● **What is required**
Transcribe the listing word for word.

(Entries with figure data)
◇ ◇ ◇ ◇ ◇ ◇ ◇

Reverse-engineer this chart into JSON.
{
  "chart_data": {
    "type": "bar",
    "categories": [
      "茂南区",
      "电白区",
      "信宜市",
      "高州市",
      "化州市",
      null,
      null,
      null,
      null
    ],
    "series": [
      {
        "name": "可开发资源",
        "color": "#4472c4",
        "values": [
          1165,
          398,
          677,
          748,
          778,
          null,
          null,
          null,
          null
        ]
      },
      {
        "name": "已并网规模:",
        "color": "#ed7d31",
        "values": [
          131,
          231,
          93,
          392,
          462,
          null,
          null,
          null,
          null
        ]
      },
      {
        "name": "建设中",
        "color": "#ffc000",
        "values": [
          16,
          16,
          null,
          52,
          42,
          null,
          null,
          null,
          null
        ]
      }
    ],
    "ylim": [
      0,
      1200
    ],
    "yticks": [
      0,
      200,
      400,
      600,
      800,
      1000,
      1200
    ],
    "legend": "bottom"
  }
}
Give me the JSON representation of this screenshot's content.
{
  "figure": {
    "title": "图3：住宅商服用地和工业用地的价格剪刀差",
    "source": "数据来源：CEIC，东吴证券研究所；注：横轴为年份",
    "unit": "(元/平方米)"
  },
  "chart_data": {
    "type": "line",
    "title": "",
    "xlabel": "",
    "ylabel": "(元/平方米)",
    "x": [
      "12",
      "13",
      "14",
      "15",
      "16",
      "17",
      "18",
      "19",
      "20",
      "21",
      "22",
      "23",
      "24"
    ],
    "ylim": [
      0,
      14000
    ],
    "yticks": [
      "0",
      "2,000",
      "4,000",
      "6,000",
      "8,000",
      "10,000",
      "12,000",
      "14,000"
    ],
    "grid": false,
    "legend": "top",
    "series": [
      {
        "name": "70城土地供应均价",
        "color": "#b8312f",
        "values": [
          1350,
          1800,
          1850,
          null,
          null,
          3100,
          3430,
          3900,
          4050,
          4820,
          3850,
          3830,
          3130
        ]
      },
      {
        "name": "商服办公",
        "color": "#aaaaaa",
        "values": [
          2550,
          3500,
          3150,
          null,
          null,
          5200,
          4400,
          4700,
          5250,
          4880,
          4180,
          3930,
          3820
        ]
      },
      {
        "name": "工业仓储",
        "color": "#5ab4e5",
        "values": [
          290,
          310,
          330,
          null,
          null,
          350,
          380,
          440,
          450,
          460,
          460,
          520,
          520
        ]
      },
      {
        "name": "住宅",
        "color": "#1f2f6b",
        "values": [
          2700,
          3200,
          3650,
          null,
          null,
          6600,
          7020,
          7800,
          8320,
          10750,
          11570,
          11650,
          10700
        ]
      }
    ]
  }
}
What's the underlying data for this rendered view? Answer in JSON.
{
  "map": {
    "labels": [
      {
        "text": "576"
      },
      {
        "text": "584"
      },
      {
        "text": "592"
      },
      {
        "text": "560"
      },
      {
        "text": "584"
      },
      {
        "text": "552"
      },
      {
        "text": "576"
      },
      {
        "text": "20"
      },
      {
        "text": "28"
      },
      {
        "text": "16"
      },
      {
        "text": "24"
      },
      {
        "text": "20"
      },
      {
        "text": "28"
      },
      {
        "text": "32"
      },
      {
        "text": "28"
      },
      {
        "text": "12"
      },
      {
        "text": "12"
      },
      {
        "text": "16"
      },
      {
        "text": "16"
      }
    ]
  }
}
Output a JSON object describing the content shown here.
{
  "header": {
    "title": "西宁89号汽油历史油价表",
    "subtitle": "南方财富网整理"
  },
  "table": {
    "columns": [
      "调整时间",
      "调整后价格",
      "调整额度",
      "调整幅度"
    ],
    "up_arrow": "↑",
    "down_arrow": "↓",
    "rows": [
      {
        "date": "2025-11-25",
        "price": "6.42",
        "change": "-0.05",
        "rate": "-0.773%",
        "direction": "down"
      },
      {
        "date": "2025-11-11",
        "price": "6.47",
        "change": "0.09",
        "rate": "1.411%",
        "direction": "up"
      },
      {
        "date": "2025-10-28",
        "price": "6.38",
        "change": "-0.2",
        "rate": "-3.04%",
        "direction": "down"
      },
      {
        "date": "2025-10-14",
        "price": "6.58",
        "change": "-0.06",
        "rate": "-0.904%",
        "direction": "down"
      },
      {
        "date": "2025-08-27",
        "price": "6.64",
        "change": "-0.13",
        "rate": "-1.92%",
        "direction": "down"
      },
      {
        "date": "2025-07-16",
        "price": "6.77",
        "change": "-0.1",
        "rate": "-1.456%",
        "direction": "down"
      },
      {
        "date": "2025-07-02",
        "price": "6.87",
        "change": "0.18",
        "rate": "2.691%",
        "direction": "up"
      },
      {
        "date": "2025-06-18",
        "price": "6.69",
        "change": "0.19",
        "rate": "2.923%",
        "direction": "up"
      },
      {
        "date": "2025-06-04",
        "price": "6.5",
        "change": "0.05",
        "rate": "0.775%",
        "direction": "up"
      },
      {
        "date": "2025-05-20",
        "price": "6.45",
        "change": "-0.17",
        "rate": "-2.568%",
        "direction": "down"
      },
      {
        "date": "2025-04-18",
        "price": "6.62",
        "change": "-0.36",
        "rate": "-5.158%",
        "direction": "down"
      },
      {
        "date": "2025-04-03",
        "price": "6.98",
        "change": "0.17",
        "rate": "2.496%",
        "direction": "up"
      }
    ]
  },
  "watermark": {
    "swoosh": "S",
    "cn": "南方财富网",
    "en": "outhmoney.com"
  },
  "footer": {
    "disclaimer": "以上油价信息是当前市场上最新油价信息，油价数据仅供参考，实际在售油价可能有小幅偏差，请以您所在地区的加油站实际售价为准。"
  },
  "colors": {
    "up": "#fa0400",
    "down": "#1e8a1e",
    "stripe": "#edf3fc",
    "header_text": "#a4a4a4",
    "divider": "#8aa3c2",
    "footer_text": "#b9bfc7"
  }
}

◇ ◇ ◇ ◇ ◇ ◇ ◇

● **Correct answer**
Reverse-engineer this chart into JSON.
{
  "chart_data": {
    "type": "bar",
    "categories": [
      "茂南区",
      "电白区",
      "信宜市",
      "高州市",
      "化州市",
      null,
      null,
      null,
      null
    ],
    "series": [
      {
        "name": "可开发资源",
        "color": "#4472c4",
        "values": [
          1165,
          398,
          677,
          748,
          778,
          null,
          null,
          null,
          null
        ]
      },
      {
        "name": "已并网规模:",
        "color": "#ed7d31",
        "values": [
          131,
          231,
          93,
          392,
          462,
          null,
          null,
          null,
          null
        ]
      },
      {
        "name": "建设中",
        "color": "#ffc000",
        "values": [
          16,
          16,
          null,
          52,
          42,
          null,
          null,
          null,
          null
        ]
      }
    ],
    "ylim": [
      0,
      1200
    ],
    "yticks": [
      0,
      200,
      400,
      600,
      800,
      1000,
      1200
    ],
    "legend": "bottom"
  }
}
Give me the JSON representation of this screenshot's content.
{
  "figure": {
    "title": "图3：住宅商服用地和工业用地的价格剪刀差",
    "source": "数据来源：CEIC，东吴证券研究所；注：横轴为年份",
    "unit": "(元/平方米)"
  },
  "chart_data": {
    "type": "line",
    "title": "",
    "xlabel": "",
    "ylabel": "(元/平方米)",
    "x": [
      "12",
      "13",
      "14",
      "15",
      "16",
      "17",
      "18",
      "19",
      "20",
      "21",
      "22",
      "23",
      "24"
    ],
    "ylim": [
      0,
      14000
    ],
    "yticks": [
      "0",
      "2,000",
      "4,000",
      "6,000",
      "8,000",
      "10,000",
      "12,000",
      "14,000"
    ],
    "grid": false,
    "legend": "top",
    "series": [
      {
        "name": "70城土地供应均价",
        "color": "#b8312f",
        "values": [
          1350,
          1800,
          1850,
          null,
          null,
          3100,
          3430,
          3900,
          4050,
          4820,
          3850,
          3830,
          3130
        ]
      },
      {
        "name": "商服办公",
        "color": "#aaaaaa",
        "values": [
          2550,
          3500,
          3150,
          null,
          null,
          5200,
          4400,
          4700,
          5250,
          4880,
          4180,
          3930,
          3820
        ]
      },
      {
        "name": "工业仓储",
        "color": "#5ab4e5",
        "values": [
          290,
          310,
          330,
          null,
          null,
          350,
          380,
          440,
          450,
          460,
          460,
          520,
          520
        ]
      },
      {
        "name": "住宅",
        "color": "#1f2f6b",
        "values": [
          2700,
          3200,
          3650,
          null,
          null,
          6600,
          7020,
          7800,
          8320,
          10750,
          11570,
          11650,
          10700
        ]
      }
    ]
  }
}
What's the underlying data for this rendered view? Answer in JSON.
{
  "map": {
    "labels": [
      {
        "text": "576"
      },
      {
        "text": "584"
      },
      {
        "text": "592"
      },
      {
        "text": "560"
      },
      {
        "text": "584"
      },
      {
        "text": "552"
      },
      {
        "text": "576"
      },
      {
        "text": "20"
      },
      {
        "text": "28"
      },
      {
        "text": "16"
      },
      {
        "text": "24"
      },
      {
        "text": "20"
      },
      {
        "text": "28"
      },
      {
        "text": "32"
      },
      {
        "text": "28"
      },
      {
        "text": "12"
      },
      {
        "text": "12"
      },
      {
        "text": "16"
      },
      {
        "text": "16"
      }
    ]
  }
}
Output a JSON object describing the content shown here.
{
  "header": {
    "title": "西宁89号汽油历史油价表",
    "subtitle": "南方财富网整理"
  },
  "table": {
    "columns": [
      "调整时间",
      "调整后价格",
      "调整额度",
      "调整幅度"
    ],
    "up_arrow": "↑",
    "down_arrow": "↓",
    "rows": [
      {
        "date": "2025-11-25",
        "price": "6.42",
        "change": "-0.05",
        "rate": "-0.773%",
        "direction": "down"
      },
      {
        "date": "2025-11-11",
        "price": "6.47",
        "change": "0.09",
        "rate": "1.411%",
        "direction": "up"
      },
      {
        "date": "2025-10-28",
        "price": "6.38",
        "change": "-0.2",
        "rate": "-3.04%",
        "direction": "down"
      },
      {
        "date": "2025-10-14",
        "price": "6.58",
        "change": "-0.06",
        "rate": "-0.904%",
        "direction": "down"
      },
      {
        "date": "2025-08-27",
        "price": "6.64",
        "change": "-0.13",
        "rate": "-1.92%",
        "direction": "down"
      },
      {
        "date": "2025-07-16",
        "price": "6.77",
        "change": "-0.1",
        "rate": "-1.456%",
        "direction": "down"
      },
      {
        "date": "2025-07-02",
        "price": "6.87",
        "change": "0.18",
        "rate": "2.691%",
        "direction": "up"
      },
      {
        "date": "2025-06-18",
        "price": "6.69",
        "change": "0.19",
        "rate": "2.923%",
        "direction": "up"
      },
      {
        "date": "2025-06-04",
        "price": "6.5",
        "change": "0.05",
        "rate": "0.775%",
        "direction": "up"
      },
      {
        "date": "2025-05-20",
        "price": "6.45",
        "change": "-0.17",
        "rate": "-2.568%",
        "direction": "down"
      },
      {
        "date": "2025-04-18",
        "price": "6.62",
        "change": "-0.36",
        "rate": "-5.158%",
        "direction": "down"
      },
      {
        "date": "2025-04-03",
        "price": "6.98",
        "change": "0.17",
        "rate": "2.496%",
        "direction": "up"
      }
    ]
  },
  "watermark": {
    "swoosh": "S",
    "cn": "南方财富网",
    "en": "outhmoney.com"
  },
  "footer": {
    "disclaimer": "以上油价信息是当前市场上最新油价信息，油价数据仅供参考，实际在售油价可能有小幅偏差，请以您所在地区的加油站实际售价为准。"
  },
  "colors": {
    "up": "#fa0400",
    "down": "#1e8a1e",
    "stripe": "#edf3fc",
    "header_text": "#a4a4a4",
    "divider": "#8aa3c2",
    "footer_text": "#b9bfc7"
  }
}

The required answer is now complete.